## What is required
Identify all lines in the listing that include the word "Ahorro", and copy them out.

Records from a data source
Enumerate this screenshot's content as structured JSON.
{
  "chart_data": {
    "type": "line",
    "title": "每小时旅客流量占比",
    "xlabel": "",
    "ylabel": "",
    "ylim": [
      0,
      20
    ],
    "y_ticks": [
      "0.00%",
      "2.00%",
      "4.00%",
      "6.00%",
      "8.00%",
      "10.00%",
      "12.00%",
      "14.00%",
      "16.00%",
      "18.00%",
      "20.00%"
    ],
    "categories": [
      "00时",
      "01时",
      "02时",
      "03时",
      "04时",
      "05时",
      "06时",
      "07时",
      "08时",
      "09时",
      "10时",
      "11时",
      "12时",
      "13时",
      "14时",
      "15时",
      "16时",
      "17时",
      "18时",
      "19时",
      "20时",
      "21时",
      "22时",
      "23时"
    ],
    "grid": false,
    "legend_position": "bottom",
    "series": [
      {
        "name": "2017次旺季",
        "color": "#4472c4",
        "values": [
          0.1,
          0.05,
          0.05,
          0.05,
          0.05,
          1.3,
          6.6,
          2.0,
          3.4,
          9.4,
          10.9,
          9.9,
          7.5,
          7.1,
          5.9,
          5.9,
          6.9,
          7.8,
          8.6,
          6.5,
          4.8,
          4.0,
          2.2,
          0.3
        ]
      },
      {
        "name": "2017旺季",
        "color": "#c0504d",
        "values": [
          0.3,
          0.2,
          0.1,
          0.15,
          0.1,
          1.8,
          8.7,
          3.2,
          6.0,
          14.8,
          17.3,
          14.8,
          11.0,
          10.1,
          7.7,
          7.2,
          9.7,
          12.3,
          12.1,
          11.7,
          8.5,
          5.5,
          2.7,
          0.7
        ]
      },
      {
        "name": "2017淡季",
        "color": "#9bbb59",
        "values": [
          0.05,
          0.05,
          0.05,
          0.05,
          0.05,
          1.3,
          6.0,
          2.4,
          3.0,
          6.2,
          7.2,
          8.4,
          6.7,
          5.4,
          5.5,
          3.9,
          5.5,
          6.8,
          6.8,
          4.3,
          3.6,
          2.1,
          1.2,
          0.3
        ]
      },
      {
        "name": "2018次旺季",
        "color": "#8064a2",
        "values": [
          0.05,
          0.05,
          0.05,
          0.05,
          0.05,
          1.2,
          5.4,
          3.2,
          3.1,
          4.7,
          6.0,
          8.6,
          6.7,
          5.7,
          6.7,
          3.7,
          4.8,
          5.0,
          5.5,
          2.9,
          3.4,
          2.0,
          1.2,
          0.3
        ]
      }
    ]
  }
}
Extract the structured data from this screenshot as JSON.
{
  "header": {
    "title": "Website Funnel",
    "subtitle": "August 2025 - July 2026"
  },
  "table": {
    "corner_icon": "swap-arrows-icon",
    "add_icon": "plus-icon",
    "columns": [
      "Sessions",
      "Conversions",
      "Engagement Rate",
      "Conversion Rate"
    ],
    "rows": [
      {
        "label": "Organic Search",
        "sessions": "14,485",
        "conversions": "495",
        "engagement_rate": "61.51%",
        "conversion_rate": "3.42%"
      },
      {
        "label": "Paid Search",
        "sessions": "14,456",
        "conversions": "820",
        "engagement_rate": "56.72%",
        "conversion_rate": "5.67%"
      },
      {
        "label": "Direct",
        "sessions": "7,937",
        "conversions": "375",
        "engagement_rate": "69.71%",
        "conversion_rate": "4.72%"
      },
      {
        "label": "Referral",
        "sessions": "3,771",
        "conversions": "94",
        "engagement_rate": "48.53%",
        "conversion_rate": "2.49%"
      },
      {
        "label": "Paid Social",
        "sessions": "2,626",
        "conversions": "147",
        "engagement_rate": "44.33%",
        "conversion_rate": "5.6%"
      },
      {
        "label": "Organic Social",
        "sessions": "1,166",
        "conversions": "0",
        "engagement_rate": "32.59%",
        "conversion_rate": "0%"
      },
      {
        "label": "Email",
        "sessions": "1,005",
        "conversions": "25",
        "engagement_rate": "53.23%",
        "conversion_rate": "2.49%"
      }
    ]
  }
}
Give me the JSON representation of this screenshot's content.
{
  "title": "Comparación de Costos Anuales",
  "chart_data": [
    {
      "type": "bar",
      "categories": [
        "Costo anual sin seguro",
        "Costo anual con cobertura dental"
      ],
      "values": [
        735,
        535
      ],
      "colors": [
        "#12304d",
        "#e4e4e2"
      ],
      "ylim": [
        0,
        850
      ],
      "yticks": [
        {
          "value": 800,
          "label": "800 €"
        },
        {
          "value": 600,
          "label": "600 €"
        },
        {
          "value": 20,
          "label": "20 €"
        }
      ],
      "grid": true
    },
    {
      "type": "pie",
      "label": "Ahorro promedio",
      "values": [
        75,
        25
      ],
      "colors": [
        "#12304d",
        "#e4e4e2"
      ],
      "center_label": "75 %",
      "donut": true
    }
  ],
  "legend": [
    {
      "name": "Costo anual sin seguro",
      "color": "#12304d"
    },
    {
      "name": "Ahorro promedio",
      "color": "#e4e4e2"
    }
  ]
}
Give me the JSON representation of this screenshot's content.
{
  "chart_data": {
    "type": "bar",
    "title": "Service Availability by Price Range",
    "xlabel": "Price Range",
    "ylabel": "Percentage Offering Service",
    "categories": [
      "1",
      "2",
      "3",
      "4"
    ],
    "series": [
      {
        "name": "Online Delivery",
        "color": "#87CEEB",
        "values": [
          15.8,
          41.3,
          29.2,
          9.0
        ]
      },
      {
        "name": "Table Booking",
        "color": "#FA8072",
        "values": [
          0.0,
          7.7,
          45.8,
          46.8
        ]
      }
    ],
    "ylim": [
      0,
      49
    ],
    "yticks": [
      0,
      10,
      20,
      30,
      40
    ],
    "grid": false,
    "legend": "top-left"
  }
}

## Written answer
      "label": "Ahorro promedio",
      "name": "Ahorro promedio",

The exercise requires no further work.